▶ **YOUR TASK**
Emit the data below verbatim, stripping out any pictures.

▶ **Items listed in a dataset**

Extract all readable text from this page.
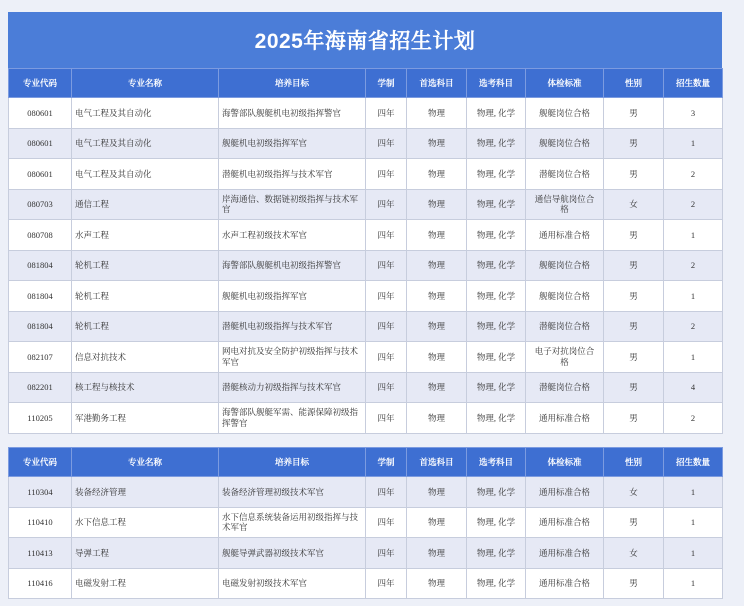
2025年海南省招生计划
专业代码	专业名称	培养目标	学制	首选科目	选考科目	体检标准	性别	招生数量
080601	电气工程及其自动化	海警部队舰艇机电初级指挥警官	四年	物理	物理, 化学	舰艇岗位合格	男	3
080601	电气工程及其自动化	舰艇机电初级指挥军官	四年	物理	物理, 化学	舰艇岗位合格	男	1
080601	电气工程及其自动化	潜艇机电初级指挥与技术军官	四年	物理	物理, 化学	潜艇岗位合格	男	2
080703	通信工程	岸海通信、数据链初级指挥与技术军官	四年	物理	物理, 化学	通信导航岗位合格	女	2
080708	水声工程	水声工程初级技术军官	四年	物理	物理, 化学	通用标准合格	男	1
081804	轮机工程	海警部队舰艇机电初级指挥警官	四年	物理	物理, 化学	舰艇岗位合格	男	2
081804	轮机工程	舰艇机电初级指挥军官	四年	物理	物理, 化学	舰艇岗位合格	男	1
081804	轮机工程	潜艇机电初级指挥与技术军官	四年	物理	物理, 化学	潜艇岗位合格	男	2
082107	信息对抗技术	网电对抗及安全防护初级指挥与技术军官	四年	物理	物理, 化学	电子对抗岗位合格	男	1
082201	核工程与核技术	潜艇核动力初级指挥与技术军官	四年	物理	物理, 化学	潜艇岗位合格	男	4
110205	军港勤务工程	海警部队舰艇军需、能源保障初级指挥警官	四年	物理	物理, 化学	通用标准合格	男	2
专业代码	专业名称	培养目标	学制	首选科目	选考科目	体检标准	性别	招生数量
110304	装备经济管理	装备经济管理初级技术军官	四年	物理	物理, 化学	通用标准合格	女	1
110410	水下信息工程	水下信息系统装备运用初级指挥与技术军官	四年	物理	物理, 化学	通用标准合格	男	1
110413	导弹工程	舰艇导弹武器初级技术军官	四年	物理	物理, 化学	通用标准合格	女	1
110416	电磁发射工程	电磁发射初级技术军官	四年	物理	物理, 化学	通用标准合格	男	1
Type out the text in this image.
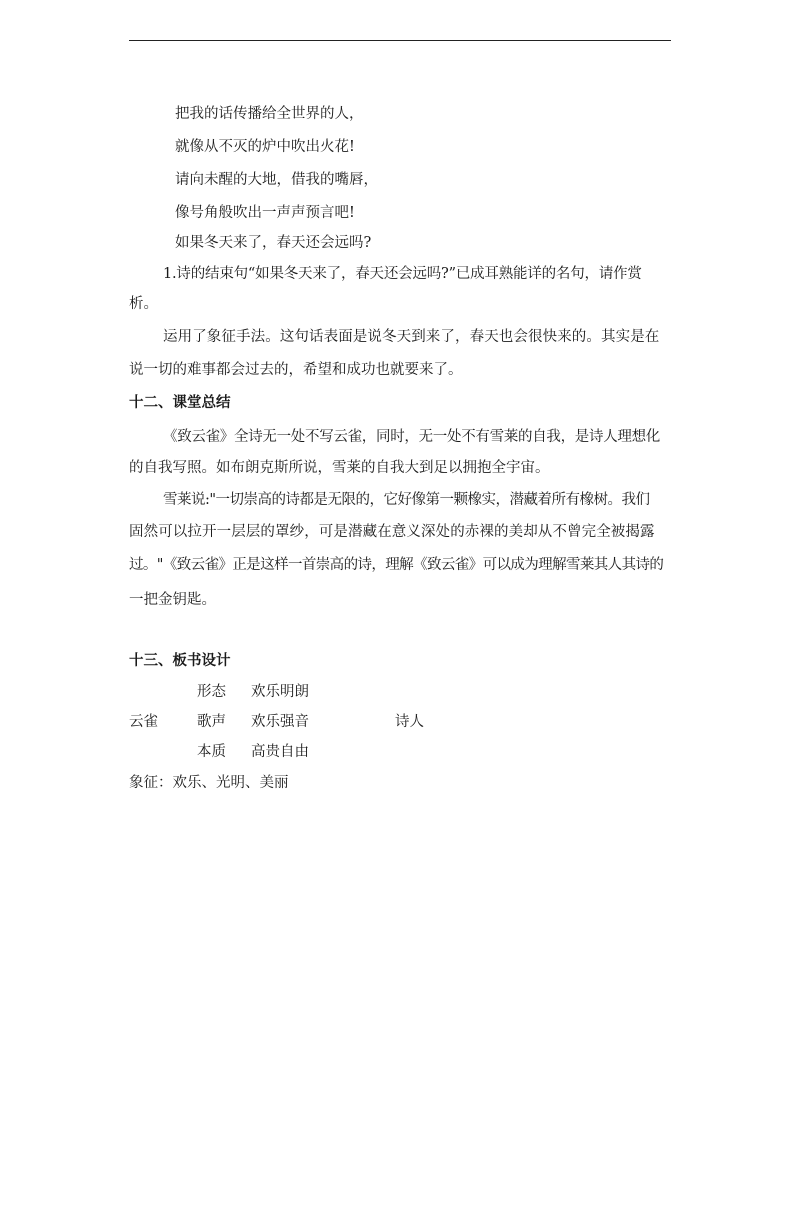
把我的话传播给全世界的人，
就像从不灭的炉中吹出火花!
请向未醒的大地，借我的嘴唇，
像号角般吹出一声声预言吧!
如果冬天来了，春天还会远吗?
1.诗的结束句“如果冬天来了，春天还会远吗?”已成耳熟能详的名句，请作赏
析。
运用了象征手法。这句话表面是说冬天到来了，春天也会很快来的。其实是在
说一切的难事都会过去的，希望和成功也就要来了。
十二、课堂总结
《致云雀》全诗无一处不写云雀，同时，无一处不有雪莱的自我，是诗人理想化
的自我写照。如布朗克斯所说，雪莱的自我大到足以拥抱全宇宙。
雪莱说:"一切崇高的诗都是无限的，它好像第一颗橡实，潜藏着所有橡树。我们
固然可以拉开一层层的罩纱，可是潜藏在意义深处的赤裸的美却从不曾完全被揭露
过。"《致云雀》正是这样一首崇高的诗，理解《致云雀》可以成为理解雪莱其人其诗的
一把金钥匙。
十三、板书设计
形态 欢乐明朗
云雀	歌声 欢乐强音	诗人
本质 高贵自由
象征：欢乐、光明、美丽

▶ **RESULT OF THIS EXERCISE**
Extract all readable text from this page.
2025年海南省招生计划
专业代码	专业名称	培养目标	学制	首选科目	选考科目	体检标准	性别	招生数量
080601	电气工程及其自动化	海警部队舰艇机电初级指挥警官	四年	物理	物理, 化学	舰艇岗位合格	男	3
080601	电气工程及其自动化	舰艇机电初级指挥军官	四年	物理	物理, 化学	舰艇岗位合格	男	1
080601	电气工程及其自动化	潜艇机电初级指挥与技术军官	四年	物理	物理, 化学	潜艇岗位合格	男	2
080703	通信工程	岸海通信、数据链初级指挥与技术军官	四年	物理	物理, 化学	通信导航岗位合格	女	2
080708	水声工程	水声工程初级技术军官	四年	物理	物理, 化学	通用标准合格	男	1
081804	轮机工程	海警部队舰艇机电初级指挥警官	四年	物理	物理, 化学	舰艇岗位合格	男	2
081804	轮机工程	舰艇机电初级指挥军官	四年	物理	物理, 化学	舰艇岗位合格	男	1
081804	轮机工程	潜艇机电初级指挥与技术军官	四年	物理	物理, 化学	潜艇岗位合格	男	2
082107	信息对抗技术	网电对抗及安全防护初级指挥与技术军官	四年	物理	物理, 化学	电子对抗岗位合格	男	1
082201	核工程与核技术	潜艇核动力初级指挥与技术军官	四年	物理	物理, 化学	潜艇岗位合格	男	4
110205	军港勤务工程	海警部队舰艇军需、能源保障初级指挥警官	四年	物理	物理, 化学	通用标准合格	男	2
专业代码	专业名称	培养目标	学制	首选科目	选考科目	体检标准	性别	招生数量
110304	装备经济管理	装备经济管理初级技术军官	四年	物理	物理, 化学	通用标准合格	女	1
110410	水下信息工程	水下信息系统装备运用初级指挥与技术军官	四年	物理	物理, 化学	通用标准合格	男	1
110413	导弹工程	舰艇导弹武器初级技术军官	四年	物理	物理, 化学	通用标准合格	女	1
110416	电磁发射工程	电磁发射初级技术军官	四年	物理	物理, 化学	通用标准合格	男	1
Type out the text in this image.
把我的话传播给全世界的人，
就像从不灭的炉中吹出火花!
请向未醒的大地，借我的嘴唇，
像号角般吹出一声声预言吧!
如果冬天来了，春天还会远吗?
1.诗的结束句“如果冬天来了，春天还会远吗?”已成耳熟能详的名句，请作赏
析。
运用了象征手法。这句话表面是说冬天到来了，春天也会很快来的。其实是在
说一切的难事都会过去的，希望和成功也就要来了。
十二、课堂总结
《致云雀》全诗无一处不写云雀，同时，无一处不有雪莱的自我，是诗人理想化
的自我写照。如布朗克斯所说，雪莱的自我大到足以拥抱全宇宙。
雪莱说:"一切崇高的诗都是无限的，它好像第一颗橡实，潜藏着所有橡树。我们
固然可以拉开一层层的罩纱，可是潜藏在意义深处的赤裸的美却从不曾完全被揭露
过。"《致云雀》正是这样一首崇高的诗，理解《致云雀》可以成为理解雪莱其人其诗的
一把金钥匙。
十三、板书设计
形态 欢乐明朗
云雀	歌声 欢乐强音	诗人
本质 高贵自由
象征：欢乐、光明、美丽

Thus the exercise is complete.